Lift out all lines below that contain "n結果の送信".

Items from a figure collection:
----
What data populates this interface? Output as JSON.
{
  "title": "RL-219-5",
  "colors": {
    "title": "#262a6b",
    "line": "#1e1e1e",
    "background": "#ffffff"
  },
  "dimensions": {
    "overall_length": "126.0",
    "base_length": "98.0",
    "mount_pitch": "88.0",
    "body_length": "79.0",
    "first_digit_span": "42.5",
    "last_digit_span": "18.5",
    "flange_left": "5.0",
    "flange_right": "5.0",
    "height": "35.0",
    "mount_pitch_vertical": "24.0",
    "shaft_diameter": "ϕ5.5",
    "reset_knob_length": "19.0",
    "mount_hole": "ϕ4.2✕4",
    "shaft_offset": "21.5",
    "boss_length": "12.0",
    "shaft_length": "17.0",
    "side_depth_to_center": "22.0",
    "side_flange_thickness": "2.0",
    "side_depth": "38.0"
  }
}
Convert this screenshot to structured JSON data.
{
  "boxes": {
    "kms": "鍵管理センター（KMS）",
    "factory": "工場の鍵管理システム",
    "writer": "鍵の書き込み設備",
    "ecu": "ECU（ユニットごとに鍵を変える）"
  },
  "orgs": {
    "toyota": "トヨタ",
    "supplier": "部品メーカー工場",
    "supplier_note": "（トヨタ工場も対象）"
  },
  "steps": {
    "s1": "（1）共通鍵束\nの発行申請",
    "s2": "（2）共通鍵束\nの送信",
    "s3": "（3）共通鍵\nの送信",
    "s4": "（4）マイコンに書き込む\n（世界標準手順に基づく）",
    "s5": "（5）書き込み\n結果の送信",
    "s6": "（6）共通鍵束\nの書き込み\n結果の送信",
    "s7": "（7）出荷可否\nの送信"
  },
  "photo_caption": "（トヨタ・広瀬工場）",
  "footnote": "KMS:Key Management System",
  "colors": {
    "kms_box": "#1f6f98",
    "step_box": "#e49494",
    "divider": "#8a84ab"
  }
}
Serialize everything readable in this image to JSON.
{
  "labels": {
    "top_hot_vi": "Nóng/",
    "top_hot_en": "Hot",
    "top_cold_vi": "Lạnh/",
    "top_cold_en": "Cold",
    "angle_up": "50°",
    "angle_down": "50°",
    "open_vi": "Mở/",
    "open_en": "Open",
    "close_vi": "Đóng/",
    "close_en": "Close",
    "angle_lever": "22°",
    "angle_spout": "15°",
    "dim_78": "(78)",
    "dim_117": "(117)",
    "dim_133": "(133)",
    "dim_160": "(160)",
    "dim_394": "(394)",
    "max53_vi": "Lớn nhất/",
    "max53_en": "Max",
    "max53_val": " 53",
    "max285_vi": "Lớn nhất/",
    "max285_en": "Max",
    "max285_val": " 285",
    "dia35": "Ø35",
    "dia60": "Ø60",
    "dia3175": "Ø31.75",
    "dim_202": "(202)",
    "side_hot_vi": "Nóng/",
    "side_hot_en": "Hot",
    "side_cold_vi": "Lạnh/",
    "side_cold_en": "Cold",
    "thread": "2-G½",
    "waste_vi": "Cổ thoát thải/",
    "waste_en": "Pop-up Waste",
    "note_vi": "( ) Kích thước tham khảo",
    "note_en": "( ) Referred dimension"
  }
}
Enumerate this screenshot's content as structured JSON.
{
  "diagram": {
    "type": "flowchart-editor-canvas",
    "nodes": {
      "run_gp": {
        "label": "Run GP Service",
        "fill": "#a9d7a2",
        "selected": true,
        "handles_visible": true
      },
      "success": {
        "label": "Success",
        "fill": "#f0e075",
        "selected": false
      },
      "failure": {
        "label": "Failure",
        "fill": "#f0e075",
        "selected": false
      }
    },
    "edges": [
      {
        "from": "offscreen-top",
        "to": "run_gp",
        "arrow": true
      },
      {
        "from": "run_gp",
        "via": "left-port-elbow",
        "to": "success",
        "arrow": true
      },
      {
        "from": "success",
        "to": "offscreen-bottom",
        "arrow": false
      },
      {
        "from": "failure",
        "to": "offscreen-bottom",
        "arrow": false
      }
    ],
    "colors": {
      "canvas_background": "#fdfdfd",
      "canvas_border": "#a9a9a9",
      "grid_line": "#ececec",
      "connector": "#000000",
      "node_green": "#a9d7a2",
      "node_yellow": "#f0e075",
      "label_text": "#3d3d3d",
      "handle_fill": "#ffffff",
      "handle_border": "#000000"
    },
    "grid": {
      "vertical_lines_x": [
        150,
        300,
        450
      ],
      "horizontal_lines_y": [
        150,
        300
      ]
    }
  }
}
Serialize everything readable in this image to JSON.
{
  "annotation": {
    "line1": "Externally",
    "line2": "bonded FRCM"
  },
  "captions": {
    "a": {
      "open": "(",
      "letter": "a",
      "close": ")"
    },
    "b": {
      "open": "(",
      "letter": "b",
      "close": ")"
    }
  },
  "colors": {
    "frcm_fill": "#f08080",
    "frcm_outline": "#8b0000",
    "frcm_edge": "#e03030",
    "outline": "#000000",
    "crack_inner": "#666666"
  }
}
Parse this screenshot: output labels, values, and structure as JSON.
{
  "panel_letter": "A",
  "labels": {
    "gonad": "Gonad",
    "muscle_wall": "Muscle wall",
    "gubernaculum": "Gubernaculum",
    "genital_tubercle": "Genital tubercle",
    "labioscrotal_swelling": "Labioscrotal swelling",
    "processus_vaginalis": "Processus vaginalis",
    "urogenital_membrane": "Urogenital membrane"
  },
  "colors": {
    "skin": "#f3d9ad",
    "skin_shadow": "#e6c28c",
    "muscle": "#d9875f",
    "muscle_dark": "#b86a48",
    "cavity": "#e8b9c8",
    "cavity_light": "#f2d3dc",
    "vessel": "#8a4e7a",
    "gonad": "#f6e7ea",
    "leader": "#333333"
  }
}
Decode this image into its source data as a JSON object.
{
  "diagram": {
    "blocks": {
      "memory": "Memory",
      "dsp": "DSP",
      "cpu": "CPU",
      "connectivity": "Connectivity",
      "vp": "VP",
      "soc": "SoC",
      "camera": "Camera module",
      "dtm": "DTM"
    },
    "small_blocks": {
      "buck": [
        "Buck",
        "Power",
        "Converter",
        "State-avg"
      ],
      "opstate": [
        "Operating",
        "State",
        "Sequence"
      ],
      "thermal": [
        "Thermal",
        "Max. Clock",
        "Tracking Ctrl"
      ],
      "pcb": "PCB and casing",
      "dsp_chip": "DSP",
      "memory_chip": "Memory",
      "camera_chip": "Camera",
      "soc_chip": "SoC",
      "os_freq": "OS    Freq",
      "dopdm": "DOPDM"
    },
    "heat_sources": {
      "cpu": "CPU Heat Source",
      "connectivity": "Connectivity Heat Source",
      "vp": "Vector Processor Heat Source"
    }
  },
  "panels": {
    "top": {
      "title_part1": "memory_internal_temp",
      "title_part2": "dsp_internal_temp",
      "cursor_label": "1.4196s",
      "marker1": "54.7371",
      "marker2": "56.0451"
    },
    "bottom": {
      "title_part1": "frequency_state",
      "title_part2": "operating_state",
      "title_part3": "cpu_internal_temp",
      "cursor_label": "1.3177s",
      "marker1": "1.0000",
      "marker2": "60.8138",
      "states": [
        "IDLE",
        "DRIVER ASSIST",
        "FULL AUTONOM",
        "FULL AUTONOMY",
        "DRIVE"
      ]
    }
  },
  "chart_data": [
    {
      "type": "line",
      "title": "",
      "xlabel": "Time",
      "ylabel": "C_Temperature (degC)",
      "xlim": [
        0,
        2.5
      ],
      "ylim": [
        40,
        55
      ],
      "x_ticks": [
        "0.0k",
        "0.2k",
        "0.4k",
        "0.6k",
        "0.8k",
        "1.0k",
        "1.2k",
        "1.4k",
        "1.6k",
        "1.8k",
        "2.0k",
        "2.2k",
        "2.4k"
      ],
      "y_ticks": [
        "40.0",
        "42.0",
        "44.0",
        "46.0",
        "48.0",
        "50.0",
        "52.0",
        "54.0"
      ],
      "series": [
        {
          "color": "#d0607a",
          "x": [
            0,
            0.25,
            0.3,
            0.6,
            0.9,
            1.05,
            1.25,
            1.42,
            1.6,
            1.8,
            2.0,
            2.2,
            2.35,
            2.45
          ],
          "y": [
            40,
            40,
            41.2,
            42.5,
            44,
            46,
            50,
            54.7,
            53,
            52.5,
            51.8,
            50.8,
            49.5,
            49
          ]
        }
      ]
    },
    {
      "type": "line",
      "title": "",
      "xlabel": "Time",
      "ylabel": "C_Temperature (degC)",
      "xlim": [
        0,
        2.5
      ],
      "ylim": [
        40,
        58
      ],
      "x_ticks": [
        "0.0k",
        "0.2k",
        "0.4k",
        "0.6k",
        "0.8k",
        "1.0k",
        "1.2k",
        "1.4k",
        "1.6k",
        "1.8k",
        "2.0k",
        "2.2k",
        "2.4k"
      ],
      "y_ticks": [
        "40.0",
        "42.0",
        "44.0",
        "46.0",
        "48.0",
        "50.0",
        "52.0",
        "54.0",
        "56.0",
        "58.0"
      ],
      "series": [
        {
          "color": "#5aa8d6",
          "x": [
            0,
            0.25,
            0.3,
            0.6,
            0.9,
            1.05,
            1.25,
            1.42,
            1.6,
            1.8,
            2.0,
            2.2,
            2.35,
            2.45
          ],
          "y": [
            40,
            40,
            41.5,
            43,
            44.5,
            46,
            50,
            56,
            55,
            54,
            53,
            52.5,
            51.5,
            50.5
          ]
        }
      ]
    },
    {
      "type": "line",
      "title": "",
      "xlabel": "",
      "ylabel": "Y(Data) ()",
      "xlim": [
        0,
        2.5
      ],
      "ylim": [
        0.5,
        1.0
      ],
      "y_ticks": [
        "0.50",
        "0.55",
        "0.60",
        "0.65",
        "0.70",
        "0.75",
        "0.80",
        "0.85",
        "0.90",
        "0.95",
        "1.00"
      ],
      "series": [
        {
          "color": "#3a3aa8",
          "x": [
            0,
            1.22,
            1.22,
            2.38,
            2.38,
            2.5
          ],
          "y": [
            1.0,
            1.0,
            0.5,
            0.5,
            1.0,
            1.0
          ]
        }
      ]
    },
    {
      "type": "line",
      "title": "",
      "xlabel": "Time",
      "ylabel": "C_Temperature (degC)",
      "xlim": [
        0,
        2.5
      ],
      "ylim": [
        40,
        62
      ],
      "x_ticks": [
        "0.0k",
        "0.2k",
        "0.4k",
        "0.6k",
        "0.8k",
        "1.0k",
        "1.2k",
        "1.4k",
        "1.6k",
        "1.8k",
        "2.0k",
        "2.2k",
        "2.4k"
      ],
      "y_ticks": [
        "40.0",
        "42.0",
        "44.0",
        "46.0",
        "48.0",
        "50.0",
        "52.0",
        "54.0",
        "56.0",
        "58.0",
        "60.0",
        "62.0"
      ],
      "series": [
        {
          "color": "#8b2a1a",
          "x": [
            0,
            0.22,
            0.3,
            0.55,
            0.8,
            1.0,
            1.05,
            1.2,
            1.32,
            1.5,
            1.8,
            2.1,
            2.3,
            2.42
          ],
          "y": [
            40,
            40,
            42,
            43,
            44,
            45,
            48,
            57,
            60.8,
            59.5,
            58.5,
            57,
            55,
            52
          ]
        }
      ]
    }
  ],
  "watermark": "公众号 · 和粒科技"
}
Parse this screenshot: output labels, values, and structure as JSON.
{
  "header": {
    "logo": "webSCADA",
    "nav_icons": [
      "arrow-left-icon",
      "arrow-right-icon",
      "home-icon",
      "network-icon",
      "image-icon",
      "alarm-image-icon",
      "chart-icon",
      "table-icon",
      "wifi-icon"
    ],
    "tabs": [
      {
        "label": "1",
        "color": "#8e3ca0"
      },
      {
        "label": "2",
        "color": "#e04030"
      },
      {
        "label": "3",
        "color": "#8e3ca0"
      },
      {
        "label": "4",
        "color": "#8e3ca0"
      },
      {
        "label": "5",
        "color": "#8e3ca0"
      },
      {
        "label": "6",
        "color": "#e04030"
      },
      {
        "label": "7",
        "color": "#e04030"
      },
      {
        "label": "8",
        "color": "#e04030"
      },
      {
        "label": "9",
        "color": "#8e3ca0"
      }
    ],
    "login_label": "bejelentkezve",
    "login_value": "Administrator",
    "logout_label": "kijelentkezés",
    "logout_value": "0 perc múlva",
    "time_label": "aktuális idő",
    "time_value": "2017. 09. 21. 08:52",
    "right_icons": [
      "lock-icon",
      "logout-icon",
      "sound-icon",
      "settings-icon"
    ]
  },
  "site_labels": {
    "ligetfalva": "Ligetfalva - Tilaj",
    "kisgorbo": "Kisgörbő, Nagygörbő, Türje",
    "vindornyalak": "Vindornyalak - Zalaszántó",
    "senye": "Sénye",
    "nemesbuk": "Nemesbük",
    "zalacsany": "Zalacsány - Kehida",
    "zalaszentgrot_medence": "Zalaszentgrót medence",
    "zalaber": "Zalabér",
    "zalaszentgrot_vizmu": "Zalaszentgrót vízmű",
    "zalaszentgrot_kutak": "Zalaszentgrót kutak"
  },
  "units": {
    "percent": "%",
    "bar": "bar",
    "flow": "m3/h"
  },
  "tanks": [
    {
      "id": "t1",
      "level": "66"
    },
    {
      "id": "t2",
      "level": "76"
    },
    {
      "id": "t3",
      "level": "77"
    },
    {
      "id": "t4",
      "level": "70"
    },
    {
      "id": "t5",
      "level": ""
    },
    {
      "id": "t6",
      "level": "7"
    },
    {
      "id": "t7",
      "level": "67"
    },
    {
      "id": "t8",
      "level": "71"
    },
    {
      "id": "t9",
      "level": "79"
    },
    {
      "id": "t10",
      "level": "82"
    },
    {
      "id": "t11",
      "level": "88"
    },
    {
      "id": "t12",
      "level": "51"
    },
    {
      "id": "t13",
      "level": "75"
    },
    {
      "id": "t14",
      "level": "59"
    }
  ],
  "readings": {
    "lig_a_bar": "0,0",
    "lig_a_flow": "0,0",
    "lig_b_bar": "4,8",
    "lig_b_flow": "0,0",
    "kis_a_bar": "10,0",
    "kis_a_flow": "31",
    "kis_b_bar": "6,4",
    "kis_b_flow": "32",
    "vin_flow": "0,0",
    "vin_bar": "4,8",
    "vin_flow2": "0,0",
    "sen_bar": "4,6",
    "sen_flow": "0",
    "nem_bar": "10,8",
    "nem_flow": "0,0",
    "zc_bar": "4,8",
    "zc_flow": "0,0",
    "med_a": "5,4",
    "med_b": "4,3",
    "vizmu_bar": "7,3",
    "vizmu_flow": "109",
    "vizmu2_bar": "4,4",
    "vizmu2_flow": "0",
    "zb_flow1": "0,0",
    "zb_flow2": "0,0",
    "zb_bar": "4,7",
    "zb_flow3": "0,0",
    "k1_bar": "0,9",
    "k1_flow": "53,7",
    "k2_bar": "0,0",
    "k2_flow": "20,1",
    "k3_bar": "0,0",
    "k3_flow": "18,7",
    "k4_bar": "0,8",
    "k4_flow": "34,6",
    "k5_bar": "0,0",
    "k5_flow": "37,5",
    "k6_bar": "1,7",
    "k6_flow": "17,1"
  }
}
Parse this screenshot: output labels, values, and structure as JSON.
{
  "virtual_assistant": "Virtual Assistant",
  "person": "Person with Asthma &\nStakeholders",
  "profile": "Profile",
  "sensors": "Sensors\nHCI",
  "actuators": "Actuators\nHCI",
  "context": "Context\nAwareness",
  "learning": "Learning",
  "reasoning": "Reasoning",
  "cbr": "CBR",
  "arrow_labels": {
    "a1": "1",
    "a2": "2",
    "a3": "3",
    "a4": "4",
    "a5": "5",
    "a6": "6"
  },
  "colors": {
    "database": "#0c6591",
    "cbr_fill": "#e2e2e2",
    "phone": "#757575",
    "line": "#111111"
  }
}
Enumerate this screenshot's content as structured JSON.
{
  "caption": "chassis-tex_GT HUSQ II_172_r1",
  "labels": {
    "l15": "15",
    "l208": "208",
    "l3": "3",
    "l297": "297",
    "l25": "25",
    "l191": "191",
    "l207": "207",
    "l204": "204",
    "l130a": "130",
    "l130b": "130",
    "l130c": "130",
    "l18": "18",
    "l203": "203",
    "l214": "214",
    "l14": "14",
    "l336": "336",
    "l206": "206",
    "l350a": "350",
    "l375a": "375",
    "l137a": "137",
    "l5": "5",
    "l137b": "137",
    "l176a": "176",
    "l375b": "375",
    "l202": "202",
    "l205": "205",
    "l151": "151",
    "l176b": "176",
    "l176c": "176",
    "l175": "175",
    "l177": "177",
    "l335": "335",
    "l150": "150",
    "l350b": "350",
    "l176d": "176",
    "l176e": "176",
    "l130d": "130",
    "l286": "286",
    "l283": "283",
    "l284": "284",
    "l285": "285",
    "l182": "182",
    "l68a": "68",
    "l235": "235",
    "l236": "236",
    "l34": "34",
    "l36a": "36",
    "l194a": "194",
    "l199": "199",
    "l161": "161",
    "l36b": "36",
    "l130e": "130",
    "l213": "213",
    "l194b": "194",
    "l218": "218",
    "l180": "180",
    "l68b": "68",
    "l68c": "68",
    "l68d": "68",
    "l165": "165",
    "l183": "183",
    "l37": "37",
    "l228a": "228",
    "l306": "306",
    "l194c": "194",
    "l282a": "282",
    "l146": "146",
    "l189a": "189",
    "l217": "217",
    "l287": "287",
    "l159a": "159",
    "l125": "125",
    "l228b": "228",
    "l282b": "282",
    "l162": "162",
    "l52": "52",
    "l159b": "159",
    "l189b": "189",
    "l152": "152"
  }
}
----
» **ANSWER TO THIS TASK**:
    "s5": "（5）書き込み\n結果の送信",
    "s6": "（6）共通鍵束\nの書き込み\n結果の送信",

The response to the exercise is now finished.